====== Data in this exercise
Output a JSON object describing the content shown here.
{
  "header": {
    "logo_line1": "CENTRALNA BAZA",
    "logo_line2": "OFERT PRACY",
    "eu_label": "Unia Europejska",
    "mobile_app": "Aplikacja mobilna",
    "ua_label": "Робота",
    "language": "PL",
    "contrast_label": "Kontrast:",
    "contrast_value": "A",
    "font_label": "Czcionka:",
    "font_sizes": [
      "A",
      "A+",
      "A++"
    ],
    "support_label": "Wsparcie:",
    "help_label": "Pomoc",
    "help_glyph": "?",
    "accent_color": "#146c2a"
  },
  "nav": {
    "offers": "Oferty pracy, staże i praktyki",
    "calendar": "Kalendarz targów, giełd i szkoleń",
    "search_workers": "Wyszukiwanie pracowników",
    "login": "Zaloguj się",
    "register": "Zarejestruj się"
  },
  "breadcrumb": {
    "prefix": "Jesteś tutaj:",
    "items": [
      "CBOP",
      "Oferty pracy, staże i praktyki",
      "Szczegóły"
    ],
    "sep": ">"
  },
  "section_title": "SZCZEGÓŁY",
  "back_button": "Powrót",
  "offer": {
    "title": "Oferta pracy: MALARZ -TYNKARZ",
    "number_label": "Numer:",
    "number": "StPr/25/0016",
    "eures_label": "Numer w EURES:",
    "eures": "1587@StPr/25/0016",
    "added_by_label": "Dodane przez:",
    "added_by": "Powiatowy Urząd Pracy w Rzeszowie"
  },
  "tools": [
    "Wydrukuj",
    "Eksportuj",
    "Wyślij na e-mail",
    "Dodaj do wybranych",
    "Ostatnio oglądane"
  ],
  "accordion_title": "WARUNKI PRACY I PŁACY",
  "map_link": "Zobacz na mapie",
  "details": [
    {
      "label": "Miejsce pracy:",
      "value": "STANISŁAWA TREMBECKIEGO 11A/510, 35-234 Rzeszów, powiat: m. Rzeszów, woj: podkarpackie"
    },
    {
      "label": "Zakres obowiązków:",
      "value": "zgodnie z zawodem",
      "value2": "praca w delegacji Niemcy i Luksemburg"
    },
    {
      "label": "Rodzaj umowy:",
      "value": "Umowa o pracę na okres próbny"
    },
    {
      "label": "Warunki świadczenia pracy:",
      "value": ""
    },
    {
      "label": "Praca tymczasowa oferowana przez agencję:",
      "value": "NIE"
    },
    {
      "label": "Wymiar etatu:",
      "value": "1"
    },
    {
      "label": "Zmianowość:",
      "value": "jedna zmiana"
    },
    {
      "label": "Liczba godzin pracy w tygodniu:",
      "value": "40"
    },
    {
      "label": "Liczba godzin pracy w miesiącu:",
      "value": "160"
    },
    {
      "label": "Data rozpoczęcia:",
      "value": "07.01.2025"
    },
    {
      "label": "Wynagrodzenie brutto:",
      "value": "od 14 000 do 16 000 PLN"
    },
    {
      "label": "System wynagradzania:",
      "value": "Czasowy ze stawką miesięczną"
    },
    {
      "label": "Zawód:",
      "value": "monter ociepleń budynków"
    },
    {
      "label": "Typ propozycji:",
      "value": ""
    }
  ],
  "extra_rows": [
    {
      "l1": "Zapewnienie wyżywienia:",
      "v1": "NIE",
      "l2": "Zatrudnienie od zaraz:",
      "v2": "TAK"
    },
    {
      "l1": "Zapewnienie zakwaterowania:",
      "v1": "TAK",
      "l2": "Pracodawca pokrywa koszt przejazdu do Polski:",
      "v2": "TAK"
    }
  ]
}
============
**Work to be completed**
Which lines include "godzin"? Copy each of them out.

**Answer to this task**
      "label": "Liczba godzin pracy w tygodniu:",
      "label": "Liczba godzin pracy w miesiącu:",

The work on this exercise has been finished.